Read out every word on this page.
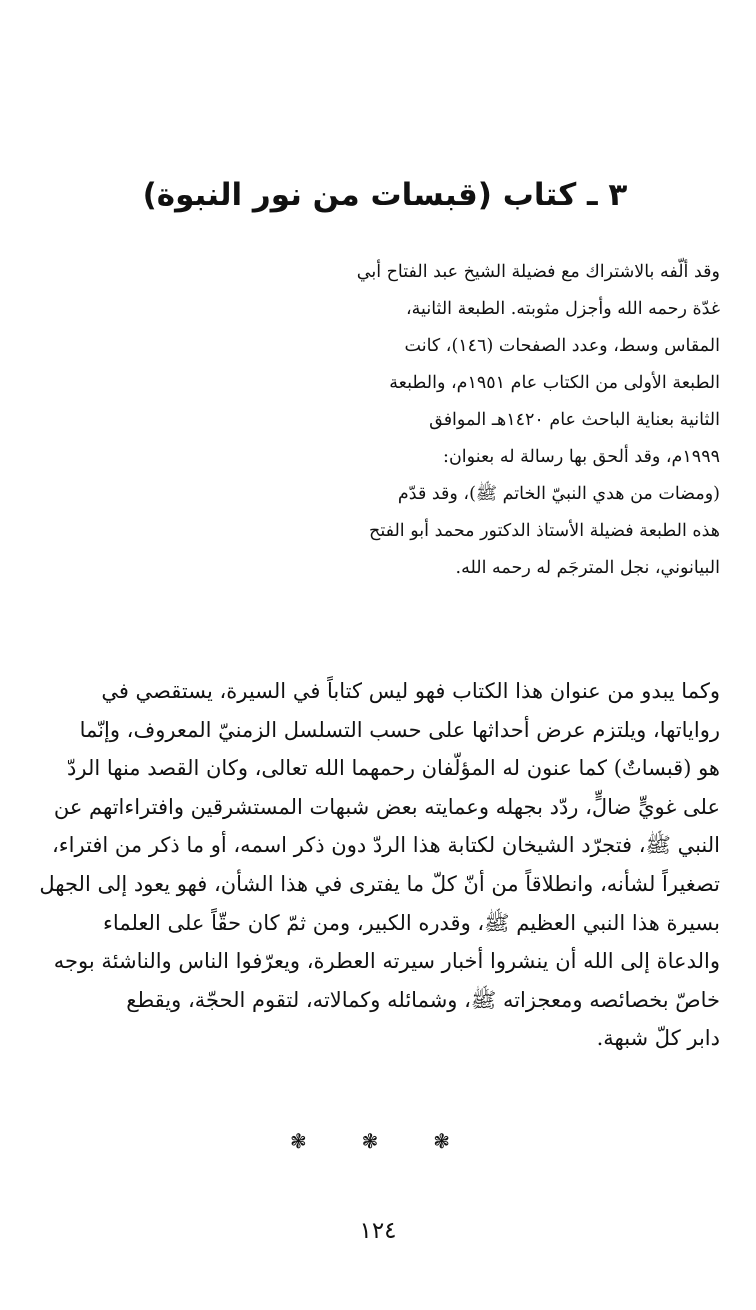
٣ ـ كتاب (قبسات من نور النبوة)

وقد ألّفه بالاشتراك مع فضيلة الشيخ عبد الفتاح أبي
غدّة رحمه الله وأجزل مثوبته. الطبعة الثانية،
المقاس وسط، وعدد الصفحات (١٤٦)، كانت
الطبعة الأولى من الكتاب عام ١٩٥١م، والطبعة
الثانية بعناية الباحث عام ١٤٢٠هـ الموافق
١٩٩٩م، وقد ألحق بها رسالة له بعنوان:
(ومضات من هدي النبيّ الخاتم ﷺ)، وقد قدّم
هذه الطبعة فضيلة الأستاذ الدكتور محمد أبو الفتح
البيانوني، نجل المترجَم له رحمه الله.

وكما يبدو من عنوان هذا الكتاب فهو ليس كتاباً في السيرة، يستقصي في
رواياتها، ويلتزم عرض أحداثها على حسب التسلسل الزمنيّ المعروف، وإنّما
هو (قبساتٌ) كما عنون له المؤلّفان رحمهما الله تعالى، وكان القصد منها الردّ
على غويٍّ ضالٍّ، ردّد بجهله وعمايته بعض شبهات المستشرقين وافتراءاتهم عن
النبي ﷺ، فتجرّد الشيخان لكتابة هذا الردّ دون ذكر اسمه، أو ما ذكر من افتراء،
تصغيراً لشأنه، وانطلاقاً من أنّ كلّ ما يفترى في هذا الشأن، فهو يعود إلى الجهل
بسيرة هذا النبي العظيم ﷺ، وقدره الكبير، ومن ثمّ كان حقّاً على العلماء
والدعاة إلى الله أن ينشروا أخبار سيرته العطرة، ويعرّفوا الناس والناشئة بوجه
خاصّ بخصائصه ومعجزاته ﷺ، وشمائله وكمالاته، لتقوم الحجّة، ويقطع
دابر كلّ شبهة.

❃
❃
❃
١٢٤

- WHAT THE EXERCISE ASKS -
Without the pictures, reproduce every line of the records above exactly.

- FULL RESPONSE -
Read out every word on this page.
٣ ـ كتاب (قبسات من نور النبوة)

وقد ألّفه بالاشتراك مع فضيلة الشيخ عبد الفتاح أبي
غدّة رحمه الله وأجزل مثوبته. الطبعة الثانية،
المقاس وسط، وعدد الصفحات (١٤٦)، كانت
الطبعة الأولى من الكتاب عام ١٩٥١م، والطبعة
الثانية بعناية الباحث عام ١٤٢٠هـ الموافق
١٩٩٩م، وقد ألحق بها رسالة له بعنوان:
(ومضات من هدي النبيّ الخاتم ﷺ)، وقد قدّم
هذه الطبعة فضيلة الأستاذ الدكتور محمد أبو الفتح
البيانوني، نجل المترجَم له رحمه الله.

وكما يبدو من عنوان هذا الكتاب فهو ليس كتاباً في السيرة، يستقصي في
رواياتها، ويلتزم عرض أحداثها على حسب التسلسل الزمنيّ المعروف، وإنّما
هو (قبساتٌ) كما عنون له المؤلّفان رحمهما الله تعالى، وكان القصد منها الردّ
على غويٍّ ضالٍّ، ردّد بجهله وعمايته بعض شبهات المستشرقين وافتراءاتهم عن
النبي ﷺ، فتجرّد الشيخان لكتابة هذا الردّ دون ذكر اسمه، أو ما ذكر من افتراء،
تصغيراً لشأنه، وانطلاقاً من أنّ كلّ ما يفترى في هذا الشأن، فهو يعود إلى الجهل
بسيرة هذا النبي العظيم ﷺ، وقدره الكبير، ومن ثمّ كان حقّاً على العلماء
والدعاة إلى الله أن ينشروا أخبار سيرته العطرة، ويعرّفوا الناس والناشئة بوجه
خاصّ بخصائصه ومعجزاته ﷺ، وشمائله وكمالاته، لتقوم الحجّة، ويقطع
دابر كلّ شبهة.

❃
❃
❃
١٢٤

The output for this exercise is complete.